> [THE PROBLEM]: Look for the word "Routeren" in each line and report the count of matching lines, with nothing added.

[Saved entries]
▼

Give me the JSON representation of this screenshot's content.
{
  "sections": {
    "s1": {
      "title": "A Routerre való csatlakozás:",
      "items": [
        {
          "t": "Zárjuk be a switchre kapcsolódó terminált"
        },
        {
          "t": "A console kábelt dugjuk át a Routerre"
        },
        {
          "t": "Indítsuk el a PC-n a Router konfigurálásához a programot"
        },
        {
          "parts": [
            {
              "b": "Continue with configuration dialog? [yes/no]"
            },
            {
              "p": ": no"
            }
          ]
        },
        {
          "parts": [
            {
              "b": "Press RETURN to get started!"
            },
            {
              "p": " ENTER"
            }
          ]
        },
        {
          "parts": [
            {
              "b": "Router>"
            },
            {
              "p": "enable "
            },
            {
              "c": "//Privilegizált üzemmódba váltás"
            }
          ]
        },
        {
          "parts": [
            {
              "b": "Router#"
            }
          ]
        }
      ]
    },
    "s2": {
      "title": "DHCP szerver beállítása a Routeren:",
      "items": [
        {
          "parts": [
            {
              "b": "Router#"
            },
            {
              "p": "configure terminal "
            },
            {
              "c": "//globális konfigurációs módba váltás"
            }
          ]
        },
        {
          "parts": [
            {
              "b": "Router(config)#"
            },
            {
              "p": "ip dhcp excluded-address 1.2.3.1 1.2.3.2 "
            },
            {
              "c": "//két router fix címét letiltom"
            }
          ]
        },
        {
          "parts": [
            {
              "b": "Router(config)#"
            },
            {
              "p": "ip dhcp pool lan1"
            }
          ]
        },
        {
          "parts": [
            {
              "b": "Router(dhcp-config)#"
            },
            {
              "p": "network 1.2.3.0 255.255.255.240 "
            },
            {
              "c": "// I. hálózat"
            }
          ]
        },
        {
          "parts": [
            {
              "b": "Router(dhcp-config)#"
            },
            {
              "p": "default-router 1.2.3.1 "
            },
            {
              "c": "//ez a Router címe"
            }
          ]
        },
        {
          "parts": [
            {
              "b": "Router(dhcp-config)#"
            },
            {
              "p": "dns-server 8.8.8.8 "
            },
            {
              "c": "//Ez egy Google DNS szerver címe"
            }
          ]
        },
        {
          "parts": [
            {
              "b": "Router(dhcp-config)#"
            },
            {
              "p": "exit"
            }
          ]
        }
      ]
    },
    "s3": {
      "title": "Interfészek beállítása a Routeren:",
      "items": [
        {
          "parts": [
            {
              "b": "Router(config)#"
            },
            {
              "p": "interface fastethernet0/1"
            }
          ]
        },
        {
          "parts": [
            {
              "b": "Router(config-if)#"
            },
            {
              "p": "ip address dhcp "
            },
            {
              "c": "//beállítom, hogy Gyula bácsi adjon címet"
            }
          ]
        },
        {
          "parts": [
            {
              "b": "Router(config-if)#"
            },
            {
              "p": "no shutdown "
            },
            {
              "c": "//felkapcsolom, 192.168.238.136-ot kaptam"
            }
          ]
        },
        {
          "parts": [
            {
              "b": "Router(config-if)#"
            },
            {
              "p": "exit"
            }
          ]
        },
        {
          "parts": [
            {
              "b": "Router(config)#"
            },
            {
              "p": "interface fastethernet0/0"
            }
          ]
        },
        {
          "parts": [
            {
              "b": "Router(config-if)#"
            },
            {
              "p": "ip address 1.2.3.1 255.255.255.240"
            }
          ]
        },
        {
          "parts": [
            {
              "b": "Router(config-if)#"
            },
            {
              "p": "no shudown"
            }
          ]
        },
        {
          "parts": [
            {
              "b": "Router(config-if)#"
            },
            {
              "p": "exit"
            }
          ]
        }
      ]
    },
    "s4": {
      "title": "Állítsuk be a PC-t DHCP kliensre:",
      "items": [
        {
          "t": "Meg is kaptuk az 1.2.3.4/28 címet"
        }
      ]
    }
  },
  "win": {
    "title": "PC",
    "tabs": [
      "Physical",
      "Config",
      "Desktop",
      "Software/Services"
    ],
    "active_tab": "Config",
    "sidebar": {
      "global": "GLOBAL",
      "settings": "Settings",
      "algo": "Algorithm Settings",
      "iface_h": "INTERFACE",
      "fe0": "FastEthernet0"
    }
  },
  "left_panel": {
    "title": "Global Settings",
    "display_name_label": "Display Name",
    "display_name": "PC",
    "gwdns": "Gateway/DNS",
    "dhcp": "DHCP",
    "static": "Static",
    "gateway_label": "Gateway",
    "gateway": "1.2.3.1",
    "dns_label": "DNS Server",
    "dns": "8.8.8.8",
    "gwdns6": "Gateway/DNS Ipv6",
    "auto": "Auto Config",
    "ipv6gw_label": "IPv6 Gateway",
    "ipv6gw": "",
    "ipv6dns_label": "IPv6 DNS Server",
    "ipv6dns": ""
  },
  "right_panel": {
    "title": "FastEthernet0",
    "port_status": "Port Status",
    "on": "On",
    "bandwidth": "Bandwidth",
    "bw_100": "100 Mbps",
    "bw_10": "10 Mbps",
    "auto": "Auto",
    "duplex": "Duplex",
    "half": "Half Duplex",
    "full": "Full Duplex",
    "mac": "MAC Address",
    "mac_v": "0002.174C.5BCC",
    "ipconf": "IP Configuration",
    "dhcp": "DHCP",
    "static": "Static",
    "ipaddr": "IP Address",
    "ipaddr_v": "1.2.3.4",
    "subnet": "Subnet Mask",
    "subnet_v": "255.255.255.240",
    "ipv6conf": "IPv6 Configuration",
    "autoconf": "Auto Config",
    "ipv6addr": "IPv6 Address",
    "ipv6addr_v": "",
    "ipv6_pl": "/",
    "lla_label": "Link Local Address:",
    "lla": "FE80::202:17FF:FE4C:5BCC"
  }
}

▲

> [OUTPUT OF THE EXERCISE]: 2